* _Requirement_
For the data below, report the number of lines that contain the string "Accounts" and nothing else.

(Stored entries)

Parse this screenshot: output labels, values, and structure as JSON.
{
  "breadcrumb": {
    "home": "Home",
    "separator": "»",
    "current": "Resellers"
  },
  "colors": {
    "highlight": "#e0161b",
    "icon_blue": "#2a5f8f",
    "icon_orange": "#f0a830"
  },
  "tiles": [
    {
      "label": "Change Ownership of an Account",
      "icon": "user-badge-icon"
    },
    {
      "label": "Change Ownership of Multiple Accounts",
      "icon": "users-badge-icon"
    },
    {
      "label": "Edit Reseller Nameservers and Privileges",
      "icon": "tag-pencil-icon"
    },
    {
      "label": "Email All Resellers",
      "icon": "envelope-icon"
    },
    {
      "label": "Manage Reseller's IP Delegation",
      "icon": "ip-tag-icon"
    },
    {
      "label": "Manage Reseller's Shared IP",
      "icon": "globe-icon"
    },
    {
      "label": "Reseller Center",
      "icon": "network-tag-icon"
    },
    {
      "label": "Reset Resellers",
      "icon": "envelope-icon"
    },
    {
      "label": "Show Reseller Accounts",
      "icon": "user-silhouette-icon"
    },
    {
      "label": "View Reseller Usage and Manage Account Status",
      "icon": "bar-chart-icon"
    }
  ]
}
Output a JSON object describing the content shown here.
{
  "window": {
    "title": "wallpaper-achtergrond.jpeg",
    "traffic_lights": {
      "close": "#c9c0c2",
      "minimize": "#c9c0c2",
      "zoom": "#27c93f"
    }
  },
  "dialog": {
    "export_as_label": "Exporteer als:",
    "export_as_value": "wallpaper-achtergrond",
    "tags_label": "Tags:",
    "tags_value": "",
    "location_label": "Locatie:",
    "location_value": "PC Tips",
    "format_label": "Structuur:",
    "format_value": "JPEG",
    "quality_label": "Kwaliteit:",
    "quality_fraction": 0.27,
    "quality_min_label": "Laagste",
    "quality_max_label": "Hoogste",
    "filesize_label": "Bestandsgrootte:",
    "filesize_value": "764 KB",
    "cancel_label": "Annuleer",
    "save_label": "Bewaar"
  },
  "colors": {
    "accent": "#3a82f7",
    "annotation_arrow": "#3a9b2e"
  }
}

* _Written solution_
2